== Exercise inputs ==

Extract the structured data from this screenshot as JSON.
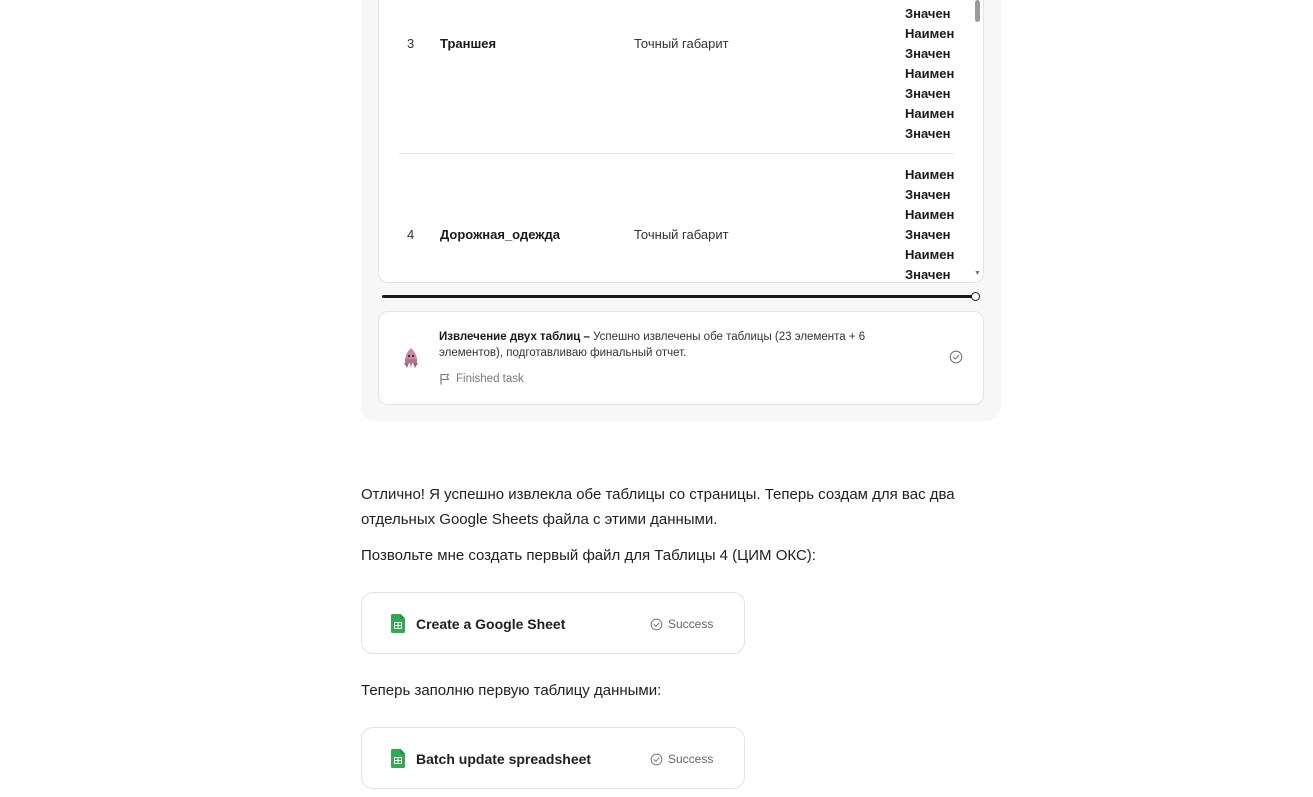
{
  "table": {
    "rows": [
      {
        "num": "3",
        "name": "Траншея",
        "type": "Точный габарит",
        "values": [
          "Значен",
          "Наимен",
          "Значен",
          "Наимен",
          "Значен",
          "Наимен",
          "Значен"
        ]
      },
      {
        "num": "4",
        "name": "Дорожная_одежда",
        "type": "Точный габарит",
        "values": [
          "Наимен",
          "Значен",
          "Наимен",
          "Значен",
          "Наимен",
          "Значен"
        ]
      }
    ]
  },
  "step": {
    "title": "Извлечение двух таблиц",
    "separator": " – ",
    "description": "Успешно извлечены обе таблицы (23 элемента + 6 элементов), подготавливаю финальный отчет.",
    "finished_label": "Finished task"
  },
  "messages": {
    "m1": "Отлично! Я успешно извлекла обе таблицы со страницы. Теперь создам для вас два отдельных Google Sheets файла с этими данными.",
    "m2": "Позвольте мне создать первый файл для Таблицы 4 (ЦИМ ОКС):",
    "m3": "Теперь заполню первую таблицу данными:"
  },
  "tools": [
    {
      "name": "Create a Google Sheet",
      "status": "Success"
    },
    {
      "name": "Batch update spreadsheet",
      "status": "Success"
    }
  ],
  "colors": {
    "sheets_green": "#34a853",
    "panel_bg": "#f7f7f7"
  }
}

===

(Stated task):
For each line of the entries that includes "Google", show that line.

(The result):
    "m1": "Отлично! Я успешно извлекла обе таблицы со страницы. Теперь создам для вас два отдельных Google Sheets файла с этими данными.",
      "name": "Create a Google Sheet",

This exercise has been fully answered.